• [PROBLEM TO WORK ON] Only the number is needed: how many lines of the records include "ihnen"?

[Structured page parsing data]
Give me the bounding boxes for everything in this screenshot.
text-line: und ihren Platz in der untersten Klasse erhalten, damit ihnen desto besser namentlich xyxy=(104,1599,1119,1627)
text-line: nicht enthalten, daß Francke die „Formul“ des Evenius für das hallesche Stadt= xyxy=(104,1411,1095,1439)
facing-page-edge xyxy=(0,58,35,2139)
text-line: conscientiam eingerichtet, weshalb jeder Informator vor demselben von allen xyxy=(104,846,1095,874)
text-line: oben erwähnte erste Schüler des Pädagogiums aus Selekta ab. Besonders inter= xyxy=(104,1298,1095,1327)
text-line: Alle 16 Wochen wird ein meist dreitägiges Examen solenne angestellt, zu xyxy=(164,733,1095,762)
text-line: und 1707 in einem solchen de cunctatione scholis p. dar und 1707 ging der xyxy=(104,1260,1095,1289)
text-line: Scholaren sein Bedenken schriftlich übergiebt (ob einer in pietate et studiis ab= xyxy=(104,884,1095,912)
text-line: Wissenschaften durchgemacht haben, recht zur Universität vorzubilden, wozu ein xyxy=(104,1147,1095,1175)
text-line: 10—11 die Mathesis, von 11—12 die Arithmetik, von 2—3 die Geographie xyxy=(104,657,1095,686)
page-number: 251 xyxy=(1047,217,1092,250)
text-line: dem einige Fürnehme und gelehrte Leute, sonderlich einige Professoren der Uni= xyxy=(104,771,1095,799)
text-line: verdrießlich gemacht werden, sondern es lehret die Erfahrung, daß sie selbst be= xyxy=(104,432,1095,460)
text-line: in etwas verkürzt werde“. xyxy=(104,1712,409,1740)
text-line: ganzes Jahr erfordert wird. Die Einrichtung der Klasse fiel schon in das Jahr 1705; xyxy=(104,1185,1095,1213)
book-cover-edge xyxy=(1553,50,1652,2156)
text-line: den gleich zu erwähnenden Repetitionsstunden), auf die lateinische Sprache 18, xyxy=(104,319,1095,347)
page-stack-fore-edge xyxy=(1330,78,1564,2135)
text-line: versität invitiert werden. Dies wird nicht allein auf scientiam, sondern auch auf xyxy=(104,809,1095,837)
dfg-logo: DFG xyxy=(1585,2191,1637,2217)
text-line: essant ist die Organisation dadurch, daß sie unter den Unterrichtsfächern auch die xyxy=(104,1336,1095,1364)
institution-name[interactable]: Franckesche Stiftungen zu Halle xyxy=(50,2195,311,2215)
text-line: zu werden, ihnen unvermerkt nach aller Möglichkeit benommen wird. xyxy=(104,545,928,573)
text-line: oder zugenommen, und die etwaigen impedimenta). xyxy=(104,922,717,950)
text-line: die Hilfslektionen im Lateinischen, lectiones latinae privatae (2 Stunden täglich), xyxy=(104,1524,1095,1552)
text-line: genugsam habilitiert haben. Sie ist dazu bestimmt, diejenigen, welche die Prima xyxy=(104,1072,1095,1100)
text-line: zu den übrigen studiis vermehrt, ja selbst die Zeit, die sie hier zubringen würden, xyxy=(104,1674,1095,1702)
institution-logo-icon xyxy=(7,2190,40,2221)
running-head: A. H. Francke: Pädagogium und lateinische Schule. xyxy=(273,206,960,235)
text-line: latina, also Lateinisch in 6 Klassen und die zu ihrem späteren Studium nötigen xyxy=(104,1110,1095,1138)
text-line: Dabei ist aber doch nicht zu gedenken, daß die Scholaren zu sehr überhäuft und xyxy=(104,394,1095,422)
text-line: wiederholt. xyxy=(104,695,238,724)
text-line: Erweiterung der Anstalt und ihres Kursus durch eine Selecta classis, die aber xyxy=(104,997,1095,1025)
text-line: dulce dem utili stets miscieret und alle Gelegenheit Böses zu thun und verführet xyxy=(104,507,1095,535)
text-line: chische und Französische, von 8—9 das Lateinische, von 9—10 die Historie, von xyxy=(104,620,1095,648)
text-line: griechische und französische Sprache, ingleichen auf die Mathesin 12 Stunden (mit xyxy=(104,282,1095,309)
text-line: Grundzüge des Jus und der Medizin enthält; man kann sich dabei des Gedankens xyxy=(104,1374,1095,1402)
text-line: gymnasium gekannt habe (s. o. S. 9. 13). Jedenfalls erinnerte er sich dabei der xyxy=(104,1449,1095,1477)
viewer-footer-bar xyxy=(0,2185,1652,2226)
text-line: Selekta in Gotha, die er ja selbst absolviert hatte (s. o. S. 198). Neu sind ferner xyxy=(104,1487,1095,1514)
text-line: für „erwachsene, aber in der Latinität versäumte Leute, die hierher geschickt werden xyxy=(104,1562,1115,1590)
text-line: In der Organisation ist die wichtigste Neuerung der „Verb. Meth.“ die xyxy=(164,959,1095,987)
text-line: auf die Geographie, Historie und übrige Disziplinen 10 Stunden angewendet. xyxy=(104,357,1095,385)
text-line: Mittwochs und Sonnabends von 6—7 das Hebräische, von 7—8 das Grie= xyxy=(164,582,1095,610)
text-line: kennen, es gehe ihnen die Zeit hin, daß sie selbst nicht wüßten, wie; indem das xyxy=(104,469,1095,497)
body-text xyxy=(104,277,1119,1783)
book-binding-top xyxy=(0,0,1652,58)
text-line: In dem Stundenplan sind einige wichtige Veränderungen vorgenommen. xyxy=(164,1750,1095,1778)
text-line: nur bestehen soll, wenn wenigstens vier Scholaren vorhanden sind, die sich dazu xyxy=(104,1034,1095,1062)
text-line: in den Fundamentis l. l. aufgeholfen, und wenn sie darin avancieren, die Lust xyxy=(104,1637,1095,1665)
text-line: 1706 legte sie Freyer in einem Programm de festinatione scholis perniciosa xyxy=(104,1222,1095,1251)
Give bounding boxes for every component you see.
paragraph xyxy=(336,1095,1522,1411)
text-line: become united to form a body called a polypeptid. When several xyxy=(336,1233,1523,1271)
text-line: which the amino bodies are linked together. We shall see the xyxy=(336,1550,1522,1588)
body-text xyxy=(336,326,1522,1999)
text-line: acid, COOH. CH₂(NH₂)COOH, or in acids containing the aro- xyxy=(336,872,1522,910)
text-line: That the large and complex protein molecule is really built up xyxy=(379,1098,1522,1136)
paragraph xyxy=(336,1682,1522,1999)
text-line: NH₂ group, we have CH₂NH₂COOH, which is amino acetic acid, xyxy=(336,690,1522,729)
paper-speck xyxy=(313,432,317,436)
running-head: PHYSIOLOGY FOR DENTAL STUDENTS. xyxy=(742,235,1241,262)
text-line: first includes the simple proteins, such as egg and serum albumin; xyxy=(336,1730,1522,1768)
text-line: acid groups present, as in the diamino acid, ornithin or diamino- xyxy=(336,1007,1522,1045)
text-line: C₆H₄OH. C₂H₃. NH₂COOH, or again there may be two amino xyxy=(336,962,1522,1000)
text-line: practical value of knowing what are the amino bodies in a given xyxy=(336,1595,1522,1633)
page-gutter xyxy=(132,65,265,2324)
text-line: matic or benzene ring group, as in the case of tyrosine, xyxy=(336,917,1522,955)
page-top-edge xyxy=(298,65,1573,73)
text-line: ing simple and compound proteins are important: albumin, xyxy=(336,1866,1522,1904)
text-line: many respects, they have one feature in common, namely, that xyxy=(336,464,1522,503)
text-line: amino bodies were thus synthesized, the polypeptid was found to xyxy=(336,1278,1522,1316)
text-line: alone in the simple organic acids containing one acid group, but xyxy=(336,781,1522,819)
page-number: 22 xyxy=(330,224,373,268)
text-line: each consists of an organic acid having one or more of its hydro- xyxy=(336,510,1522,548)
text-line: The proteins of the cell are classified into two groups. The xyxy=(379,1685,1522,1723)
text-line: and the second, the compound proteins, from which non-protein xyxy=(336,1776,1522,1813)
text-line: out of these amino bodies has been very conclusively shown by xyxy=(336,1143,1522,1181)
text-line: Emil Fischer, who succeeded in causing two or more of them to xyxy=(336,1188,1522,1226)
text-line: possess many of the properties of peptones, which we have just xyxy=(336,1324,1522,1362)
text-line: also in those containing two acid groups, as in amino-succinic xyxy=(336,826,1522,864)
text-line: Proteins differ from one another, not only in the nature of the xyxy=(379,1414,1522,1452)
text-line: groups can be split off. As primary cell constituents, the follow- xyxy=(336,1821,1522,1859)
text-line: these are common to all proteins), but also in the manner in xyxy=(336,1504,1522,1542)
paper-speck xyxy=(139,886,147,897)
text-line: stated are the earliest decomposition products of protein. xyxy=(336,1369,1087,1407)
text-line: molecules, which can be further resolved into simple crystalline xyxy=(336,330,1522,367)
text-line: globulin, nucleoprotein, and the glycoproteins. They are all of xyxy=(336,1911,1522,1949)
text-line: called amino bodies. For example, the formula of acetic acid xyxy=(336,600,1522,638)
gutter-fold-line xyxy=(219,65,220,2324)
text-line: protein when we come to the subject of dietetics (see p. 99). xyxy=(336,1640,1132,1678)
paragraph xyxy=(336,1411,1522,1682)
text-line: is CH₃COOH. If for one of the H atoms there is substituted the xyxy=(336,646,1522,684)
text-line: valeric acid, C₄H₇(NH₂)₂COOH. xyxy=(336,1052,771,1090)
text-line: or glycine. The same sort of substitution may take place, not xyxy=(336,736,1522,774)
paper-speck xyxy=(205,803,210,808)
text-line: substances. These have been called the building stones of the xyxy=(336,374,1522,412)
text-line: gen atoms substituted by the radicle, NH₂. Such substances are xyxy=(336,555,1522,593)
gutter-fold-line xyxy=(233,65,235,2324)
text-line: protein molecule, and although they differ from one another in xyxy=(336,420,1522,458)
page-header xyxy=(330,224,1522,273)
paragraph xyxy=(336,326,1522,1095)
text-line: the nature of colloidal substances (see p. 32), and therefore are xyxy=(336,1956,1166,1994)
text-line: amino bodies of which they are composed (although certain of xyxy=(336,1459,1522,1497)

• [WRITTEN SOLUTION] 3